--- Brano fornito ---

Agli amministratori della Polo della Qualità scarl è contestato anche di
avere, per portare a termine il proposito distrattivo, proseguito l’attività di
impresa in regime di sottocapitalizzazione per intervenuta perdita del capitale
sociale, occultata nel bilancio del 2008 (riferito all’esercizio 2007) con la
sopravvalutazione delle rimanenze (per circa 7.000.000 di euro) e la
rivalutazione delle immobilizzazioni materiali (per oltre 7.500.000 euro).

2. Il Tribunale del riesame di Napoli, con ordinanza del 27/1/2014, ha annullato
la decisione sopra detta per insussistenza dei gravi indizi di colpevolezza e
assenza di esigenze cautelari.

--- Dati forniti ---

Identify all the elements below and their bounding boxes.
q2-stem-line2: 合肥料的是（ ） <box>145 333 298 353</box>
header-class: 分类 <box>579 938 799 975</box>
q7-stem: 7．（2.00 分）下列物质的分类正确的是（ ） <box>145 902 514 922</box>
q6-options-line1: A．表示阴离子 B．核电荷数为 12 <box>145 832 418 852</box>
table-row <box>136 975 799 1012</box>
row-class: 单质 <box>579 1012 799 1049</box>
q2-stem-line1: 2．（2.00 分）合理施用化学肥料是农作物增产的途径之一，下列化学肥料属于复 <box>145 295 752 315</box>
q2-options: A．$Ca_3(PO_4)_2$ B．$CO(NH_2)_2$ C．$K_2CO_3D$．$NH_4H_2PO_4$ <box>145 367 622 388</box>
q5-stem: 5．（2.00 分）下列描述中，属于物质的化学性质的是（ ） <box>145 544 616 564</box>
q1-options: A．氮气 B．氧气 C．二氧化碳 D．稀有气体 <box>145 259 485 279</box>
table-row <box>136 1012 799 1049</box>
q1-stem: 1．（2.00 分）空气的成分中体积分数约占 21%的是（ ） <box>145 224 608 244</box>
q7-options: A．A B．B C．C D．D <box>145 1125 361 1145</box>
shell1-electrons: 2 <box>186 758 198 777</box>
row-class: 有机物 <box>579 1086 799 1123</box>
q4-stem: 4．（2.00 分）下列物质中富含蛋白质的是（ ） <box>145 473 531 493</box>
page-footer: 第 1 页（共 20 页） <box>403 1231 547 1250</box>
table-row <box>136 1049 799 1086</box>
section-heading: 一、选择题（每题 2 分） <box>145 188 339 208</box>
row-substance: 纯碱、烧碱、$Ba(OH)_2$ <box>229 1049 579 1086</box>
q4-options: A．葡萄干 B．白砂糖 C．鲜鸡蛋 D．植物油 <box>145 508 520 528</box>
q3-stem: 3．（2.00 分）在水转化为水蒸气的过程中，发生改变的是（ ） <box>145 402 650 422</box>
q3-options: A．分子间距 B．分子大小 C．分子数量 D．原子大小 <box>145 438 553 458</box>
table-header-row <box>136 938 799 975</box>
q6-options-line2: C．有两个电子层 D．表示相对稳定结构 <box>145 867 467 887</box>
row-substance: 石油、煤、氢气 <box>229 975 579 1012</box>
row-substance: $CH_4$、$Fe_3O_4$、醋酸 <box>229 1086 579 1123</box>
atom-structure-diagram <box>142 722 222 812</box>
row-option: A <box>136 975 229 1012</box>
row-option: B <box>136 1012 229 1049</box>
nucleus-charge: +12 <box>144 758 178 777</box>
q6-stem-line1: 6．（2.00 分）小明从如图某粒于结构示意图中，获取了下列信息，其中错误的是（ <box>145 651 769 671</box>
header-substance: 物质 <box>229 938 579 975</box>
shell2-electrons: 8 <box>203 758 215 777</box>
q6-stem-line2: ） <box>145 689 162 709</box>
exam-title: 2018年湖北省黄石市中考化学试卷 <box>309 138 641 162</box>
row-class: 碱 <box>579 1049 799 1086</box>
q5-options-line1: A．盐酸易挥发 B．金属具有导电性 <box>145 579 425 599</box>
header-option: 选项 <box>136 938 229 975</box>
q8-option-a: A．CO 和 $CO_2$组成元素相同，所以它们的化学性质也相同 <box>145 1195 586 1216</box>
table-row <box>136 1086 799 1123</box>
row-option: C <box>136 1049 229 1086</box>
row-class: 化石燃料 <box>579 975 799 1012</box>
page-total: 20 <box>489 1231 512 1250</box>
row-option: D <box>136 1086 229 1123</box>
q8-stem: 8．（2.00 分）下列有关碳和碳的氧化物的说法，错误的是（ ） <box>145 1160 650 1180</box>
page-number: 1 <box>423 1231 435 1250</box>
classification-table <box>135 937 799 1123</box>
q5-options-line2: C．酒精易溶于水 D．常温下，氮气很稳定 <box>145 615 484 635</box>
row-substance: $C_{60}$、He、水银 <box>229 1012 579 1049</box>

---

* _Esercizi proposti_:
1) Secondo il brano fornito, di quanto sarebbero state sopravvalutate le rimanenze nel bilancio del 2008?
2) Trascrivi senza modifiche le righe dei dati forniti, dalla prima fino a quella che contiene "exam-title: 2018年湖北省黄石市中考化学试卷 <box>309", entrambe incluse.

* _Esercizi svolti_:
1) Per circa 7.000.000 di euro.

2)
Identify all the elements below and their bounding boxes.
q2-stem-line2: 合肥料的是（ ） <box>145 333 298 353</box>
header-class: 分类 <box>579 938 799 975</box>
q7-stem: 7．（2.00 分）下列物质的分类正确的是（ ） <box>145 902 514 922</box>
q6-options-line1: A．表示阴离子 B．核电荷数为 12 <box>145 832 418 852</box>
table-row <box>136 975 799 1012</box>
row-class: 单质 <box>579 1012 799 1049</box>
q2-stem-line1: 2．（2.00 分）合理施用化学肥料是农作物增产的途径之一，下列化学肥料属于复 <box>145 295 752 315</box>
q2-options: A．$Ca_3(PO_4)_2$ B．$CO(NH_2)_2$ C．$K_2CO_3D$．$NH_4H_2PO_4$ <box>145 367 622 388</box>
q5-stem: 5．（2.00 分）下列描述中，属于物质的化学性质的是（ ） <box>145 544 616 564</box>
q1-options: A．氮气 B．氧气 C．二氧化碳 D．稀有气体 <box>145 259 485 279</box>
table-row <box>136 1012 799 1049</box>
q1-stem: 1．（2.00 分）空气的成分中体积分数约占 21%的是（ ） <box>145 224 608 244</box>
q7-options: A．A B．B C．C D．D <box>145 1125 361 1145</box>
shell1-electrons: 2 <box>186 758 198 777</box>
row-class: 有机物 <box>579 1086 799 1123</box>
q4-stem: 4．（2.00 分）下列物质中富含蛋白质的是（ ） <box>145 473 531 493</box>
page-footer: 第 1 页（共 20 页） <box>403 1231 547 1250</box>
table-row <box>136 1049 799 1086</box>
section-heading: 一、选择题（每题 2 分） <box>145 188 339 208</box>
row-substance: 纯碱、烧碱、$Ba(OH)_2$ <box>229 1049 579 1086</box>
q4-options: A．葡萄干 B．白砂糖 C．鲜鸡蛋 D．植物油 <box>145 508 520 528</box>
q3-stem: 3．（2.00 分）在水转化为水蒸气的过程中，发生改变的是（ ） <box>145 402 650 422</box>
q3-options: A．分子间距 B．分子大小 C．分子数量 D．原子大小 <box>145 438 553 458</box>
table-header-row <box>136 938 799 975</box>
q6-options-line2: C．有两个电子层 D．表示相对稳定结构 <box>145 867 467 887</box>
row-substance: 石油、煤、氢气 <box>229 975 579 1012</box>
row-substance: $CH_4$、$Fe_3O_4$、醋酸 <box>229 1086 579 1123</box>
atom-structure-diagram <box>142 722 222 812</box>
row-option: A <box>136 975 229 1012</box>
row-option: B <box>136 1012 229 1049</box>
nucleus-charge: +12 <box>144 758 178 777</box>
q6-stem-line1: 6．（2.00 分）小明从如图某粒于结构示意图中，获取了下列信息，其中错误的是（ <box>145 651 769 671</box>
header-substance: 物质 <box>229 938 579 975</box>
shell2-electrons: 8 <box>203 758 215 777</box>
q6-stem-line2: ） <box>145 689 162 709</box>
exam-title: 2018年湖北省黄石市中考化学试卷 <box>309 138 641 162</box>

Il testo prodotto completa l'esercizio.